▶ [Information shown]:
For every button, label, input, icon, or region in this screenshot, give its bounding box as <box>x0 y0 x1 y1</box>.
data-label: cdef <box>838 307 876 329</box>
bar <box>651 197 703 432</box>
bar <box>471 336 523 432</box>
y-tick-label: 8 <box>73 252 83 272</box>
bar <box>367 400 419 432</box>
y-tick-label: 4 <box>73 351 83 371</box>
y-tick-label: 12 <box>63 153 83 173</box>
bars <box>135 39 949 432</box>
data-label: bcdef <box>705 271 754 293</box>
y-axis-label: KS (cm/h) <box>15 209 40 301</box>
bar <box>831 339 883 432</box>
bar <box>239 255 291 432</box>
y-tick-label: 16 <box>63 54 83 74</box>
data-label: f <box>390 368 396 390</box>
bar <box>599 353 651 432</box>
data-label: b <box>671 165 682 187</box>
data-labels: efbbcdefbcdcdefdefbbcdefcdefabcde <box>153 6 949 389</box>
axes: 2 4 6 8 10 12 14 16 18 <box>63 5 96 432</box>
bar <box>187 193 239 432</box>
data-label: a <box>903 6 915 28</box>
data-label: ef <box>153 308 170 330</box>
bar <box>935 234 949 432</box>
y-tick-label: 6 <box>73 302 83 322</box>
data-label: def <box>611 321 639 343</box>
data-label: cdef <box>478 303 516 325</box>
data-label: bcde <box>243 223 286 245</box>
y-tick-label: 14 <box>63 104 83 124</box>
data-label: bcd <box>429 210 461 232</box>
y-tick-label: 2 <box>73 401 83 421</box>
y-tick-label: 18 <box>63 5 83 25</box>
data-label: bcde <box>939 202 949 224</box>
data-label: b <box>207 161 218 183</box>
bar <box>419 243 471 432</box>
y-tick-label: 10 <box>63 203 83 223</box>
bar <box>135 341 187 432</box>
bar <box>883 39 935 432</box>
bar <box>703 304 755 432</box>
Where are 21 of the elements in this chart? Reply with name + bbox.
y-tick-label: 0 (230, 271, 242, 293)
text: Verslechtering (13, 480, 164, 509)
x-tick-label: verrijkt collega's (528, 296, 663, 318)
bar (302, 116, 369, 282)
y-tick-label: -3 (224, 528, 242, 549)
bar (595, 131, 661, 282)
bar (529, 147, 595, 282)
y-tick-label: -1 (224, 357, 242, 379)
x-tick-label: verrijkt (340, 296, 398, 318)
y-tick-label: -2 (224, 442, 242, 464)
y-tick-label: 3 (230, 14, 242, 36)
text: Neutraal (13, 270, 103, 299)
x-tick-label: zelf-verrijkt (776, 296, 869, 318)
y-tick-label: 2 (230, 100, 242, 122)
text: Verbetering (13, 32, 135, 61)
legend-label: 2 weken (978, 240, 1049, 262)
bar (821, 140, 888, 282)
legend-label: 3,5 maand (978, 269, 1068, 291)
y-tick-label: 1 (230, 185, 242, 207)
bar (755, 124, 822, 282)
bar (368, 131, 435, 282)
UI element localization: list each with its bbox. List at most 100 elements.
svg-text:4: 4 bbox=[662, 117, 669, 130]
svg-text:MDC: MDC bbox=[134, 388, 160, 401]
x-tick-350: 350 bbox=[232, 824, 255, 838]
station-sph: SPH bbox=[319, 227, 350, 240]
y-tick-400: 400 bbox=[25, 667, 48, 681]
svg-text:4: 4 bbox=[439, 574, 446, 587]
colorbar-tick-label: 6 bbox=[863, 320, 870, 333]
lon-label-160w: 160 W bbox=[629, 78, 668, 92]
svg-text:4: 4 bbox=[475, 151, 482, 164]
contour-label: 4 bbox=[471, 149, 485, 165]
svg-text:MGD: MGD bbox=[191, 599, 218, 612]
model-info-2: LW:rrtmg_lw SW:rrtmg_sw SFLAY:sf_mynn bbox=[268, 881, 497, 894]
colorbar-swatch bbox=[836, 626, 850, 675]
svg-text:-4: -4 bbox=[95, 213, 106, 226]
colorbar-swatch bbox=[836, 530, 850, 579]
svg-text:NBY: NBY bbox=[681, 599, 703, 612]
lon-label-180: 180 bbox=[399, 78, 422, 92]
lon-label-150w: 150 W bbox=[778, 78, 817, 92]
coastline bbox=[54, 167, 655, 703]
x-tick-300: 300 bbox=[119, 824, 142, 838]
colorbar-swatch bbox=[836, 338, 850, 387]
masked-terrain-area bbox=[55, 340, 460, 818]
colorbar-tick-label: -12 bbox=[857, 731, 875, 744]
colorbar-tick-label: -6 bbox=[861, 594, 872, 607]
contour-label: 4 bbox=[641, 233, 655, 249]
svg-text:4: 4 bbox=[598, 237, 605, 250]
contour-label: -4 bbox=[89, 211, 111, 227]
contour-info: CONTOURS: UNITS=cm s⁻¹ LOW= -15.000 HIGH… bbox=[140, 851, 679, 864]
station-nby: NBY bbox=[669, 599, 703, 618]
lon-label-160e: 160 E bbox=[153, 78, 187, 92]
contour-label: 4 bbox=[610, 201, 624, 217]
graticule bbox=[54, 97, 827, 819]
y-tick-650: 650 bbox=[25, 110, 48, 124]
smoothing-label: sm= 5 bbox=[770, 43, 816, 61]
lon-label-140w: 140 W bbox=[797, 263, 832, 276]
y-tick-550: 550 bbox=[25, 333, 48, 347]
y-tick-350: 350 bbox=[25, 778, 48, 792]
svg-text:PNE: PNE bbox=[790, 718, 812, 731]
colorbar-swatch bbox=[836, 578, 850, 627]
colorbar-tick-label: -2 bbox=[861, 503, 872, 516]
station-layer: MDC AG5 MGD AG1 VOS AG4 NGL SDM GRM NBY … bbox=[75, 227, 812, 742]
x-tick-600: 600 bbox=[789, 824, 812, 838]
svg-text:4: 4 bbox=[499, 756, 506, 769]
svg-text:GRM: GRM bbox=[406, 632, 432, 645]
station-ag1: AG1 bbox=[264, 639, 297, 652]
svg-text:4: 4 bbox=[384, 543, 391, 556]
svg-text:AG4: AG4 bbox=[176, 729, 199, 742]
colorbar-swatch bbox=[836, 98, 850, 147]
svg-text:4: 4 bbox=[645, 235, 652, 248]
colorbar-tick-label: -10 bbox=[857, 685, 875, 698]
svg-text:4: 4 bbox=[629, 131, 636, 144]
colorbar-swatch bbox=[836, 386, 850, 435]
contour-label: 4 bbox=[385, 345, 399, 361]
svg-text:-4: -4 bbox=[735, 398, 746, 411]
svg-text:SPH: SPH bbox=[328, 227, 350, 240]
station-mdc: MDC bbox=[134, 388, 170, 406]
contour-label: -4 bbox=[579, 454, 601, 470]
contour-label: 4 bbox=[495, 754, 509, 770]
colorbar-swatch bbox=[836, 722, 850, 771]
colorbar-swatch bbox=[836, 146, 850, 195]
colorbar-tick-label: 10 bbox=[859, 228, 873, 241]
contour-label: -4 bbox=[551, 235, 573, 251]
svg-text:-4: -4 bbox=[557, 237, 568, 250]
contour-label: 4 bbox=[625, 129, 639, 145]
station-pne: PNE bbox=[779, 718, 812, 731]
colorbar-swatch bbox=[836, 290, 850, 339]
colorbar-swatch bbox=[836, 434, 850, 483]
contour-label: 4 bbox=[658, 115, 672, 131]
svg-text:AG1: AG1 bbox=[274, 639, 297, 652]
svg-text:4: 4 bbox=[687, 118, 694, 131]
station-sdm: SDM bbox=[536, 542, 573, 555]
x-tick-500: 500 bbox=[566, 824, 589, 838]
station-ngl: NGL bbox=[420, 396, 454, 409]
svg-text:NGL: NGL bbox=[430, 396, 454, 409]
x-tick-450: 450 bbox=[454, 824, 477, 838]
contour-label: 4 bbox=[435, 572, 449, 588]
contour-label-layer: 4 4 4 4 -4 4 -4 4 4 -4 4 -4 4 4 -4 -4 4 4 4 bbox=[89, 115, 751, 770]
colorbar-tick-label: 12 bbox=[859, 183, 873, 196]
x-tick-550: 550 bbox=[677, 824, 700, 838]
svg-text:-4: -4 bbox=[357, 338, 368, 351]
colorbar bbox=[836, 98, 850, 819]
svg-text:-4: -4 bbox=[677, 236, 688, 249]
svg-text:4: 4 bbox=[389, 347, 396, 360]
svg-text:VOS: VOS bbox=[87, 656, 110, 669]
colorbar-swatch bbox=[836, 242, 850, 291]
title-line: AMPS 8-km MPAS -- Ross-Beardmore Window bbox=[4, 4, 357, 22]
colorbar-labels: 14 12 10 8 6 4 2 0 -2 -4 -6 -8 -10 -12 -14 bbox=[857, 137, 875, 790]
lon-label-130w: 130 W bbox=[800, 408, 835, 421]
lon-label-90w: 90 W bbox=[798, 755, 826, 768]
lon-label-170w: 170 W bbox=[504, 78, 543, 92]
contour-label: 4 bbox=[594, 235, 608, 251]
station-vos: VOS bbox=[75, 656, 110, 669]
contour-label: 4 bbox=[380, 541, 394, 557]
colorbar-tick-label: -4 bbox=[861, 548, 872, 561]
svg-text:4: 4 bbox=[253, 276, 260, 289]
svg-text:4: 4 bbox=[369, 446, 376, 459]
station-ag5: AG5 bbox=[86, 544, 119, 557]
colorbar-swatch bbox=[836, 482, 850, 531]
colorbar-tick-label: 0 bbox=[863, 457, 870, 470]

▶ [Task objective]: Please rewrite the lines from the start through the line holding "data-label: b <box>671 165 682 187</box>", inclusive, changing every "y-tick-label" to "y-axis-tick" and leaving everything else unchanged.

▶ [Answer to this task]:
For every button, label, input, icon, or region in this screenshot, give its bounding box as <box>x0 y0 x1 y1</box>.
data-label: cdef <box>838 307 876 329</box>
bar <box>651 197 703 432</box>
bar <box>471 336 523 432</box>
y-axis-tick: 8 <box>73 252 83 272</box>
bar <box>367 400 419 432</box>
y-axis-tick: 4 <box>73 351 83 371</box>
y-axis-tick: 12 <box>63 153 83 173</box>
bars <box>135 39 949 432</box>
data-label: bcdef <box>705 271 754 293</box>
y-axis-label: KS (cm/h) <box>15 209 40 301</box>
bar <box>831 339 883 432</box>
bar <box>239 255 291 432</box>
y-axis-tick: 16 <box>63 54 83 74</box>
data-label: f <box>390 368 396 390</box>
bar <box>599 353 651 432</box>
data-label: b <box>671 165 682 187</box>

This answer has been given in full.